* _Ausgewählte Textstelle_:
--- --- ---
Das Debakel der Wahlforscher und seine möglichen Erklärungen
Das Wahlergebnis weist mit einem Vorsprung für den Likud vor der Zionist Union von fast fünf Prozentpunkten einen klaren Sieger aus. Bei einem solchen Ergebnis kann keineswegs mehr von einem Kopf-an-Kopf-Rennen gesprochen werden. Die Ergebnisse der „Exit Polls“ geraten vor diesem Hintergrund zu einem Debakel für die israelischen Wahlforscher. Ein Ergebnis von 30 Mandaten für den Likud wurde bei keiner einzigen Umfrage während des gesamten Wahlkampfes seit Anfang Dezember von den Demoskopen vorausgesagt. Damit stellt sich die kritische Frage an die israelische Wahlforschung:
- Was sind die Gründe für die erheblichen Abweichungen der am Wahlabend veröffentlichten Ergebnisse der „Exit Polls“ vom tatsächlichen Wahlergebnis?
- Für den „Exit Poll“ waren 60 Wahllokale mit rund 25000 Wahlberechtigten ausgewählt worden. Dabei habe insbesondere in Likud-Hochburgen eine ungewöhnlich hohe Zahl von Befragten die Auskunft verweigert. Fuchs beziffert die Verweigerungsquote auf 30 %. Dabei dürfte es sich weit überdurchschnittlich um Likud-Wähler gehandelt haben.
--- --- ---
* _Datenauszug_:

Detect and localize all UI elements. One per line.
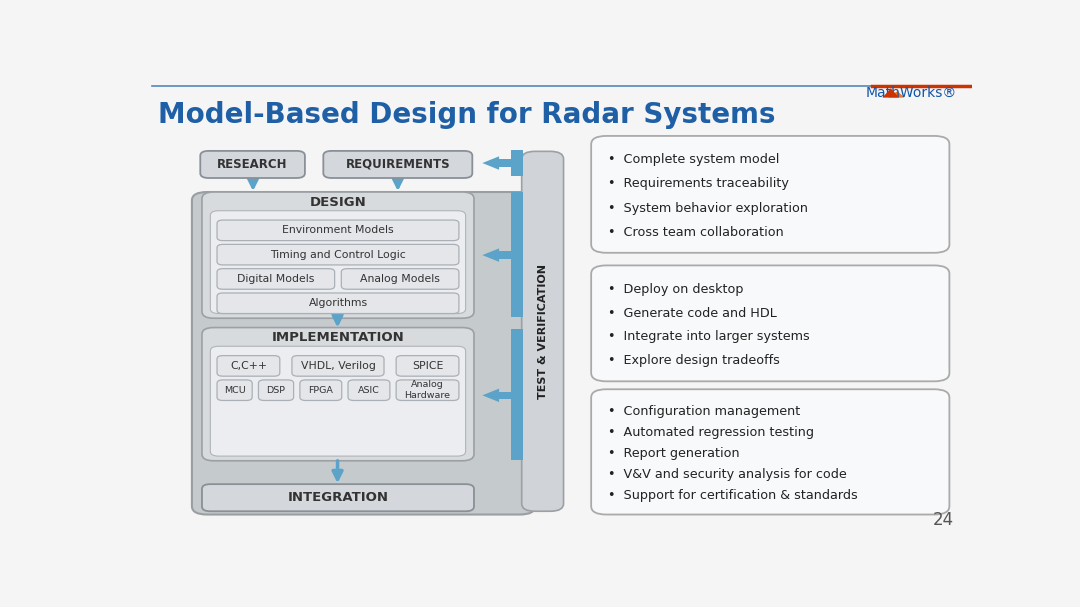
--- --- ---
* _Aufgabensammlung_:
- 1) Welcher Abschnitt der Textstelle über die israelischen Wahlforscher beginnt mit den Worten „Das Debakel der“ und endet mit „vom tatsächlichen Wahlergebnis?“? Gib ihn wortgetreu wieder.
- 2) Wie lautet der Satz „Bei einem solchen Ergebnis kann keineswegs mehr von einem Kopf-an-Kopf-Rennen gesprochen werden.“ aus der Textstelle über die israelischen Wahlforscher auf Englisch?

* _Lösungen nach Aufgaben_:
- 1)
Das Debakel der Wahlforscher und seine möglichen Erklärungen
Das Wahlergebnis weist mit einem Vorsprung für den Likud vor der Zionist Union von fast fünf Prozentpunkten einen klaren Sieger aus. Bei einem solchen Ergebnis kann keineswegs mehr von einem Kopf-an-Kopf-Rennen gesprochen werden. Die Ergebnisse der „Exit Polls“ geraten vor diesem Hintergrund zu einem Debakel für die israelischen Wahlforscher. Ein Ergebnis von 30 Mandaten für den Likud wurde bei keiner einzigen Umfrage während des gesamten Wahlkampfes seit Anfang Dezember von den Demoskopen vorausgesagt. Damit stellt sich die kritische Frage an die israelische Wahlforschung:
- Was sind die Gründe für die erheblichen Abweichungen der am Wahlabend veröffentlichten Ergebnisse der „Exit Polls“ vom tatsächlichen Wahlergebnis?

- 2) With such a result, there can no longer be any talk of a neck-and-neck race.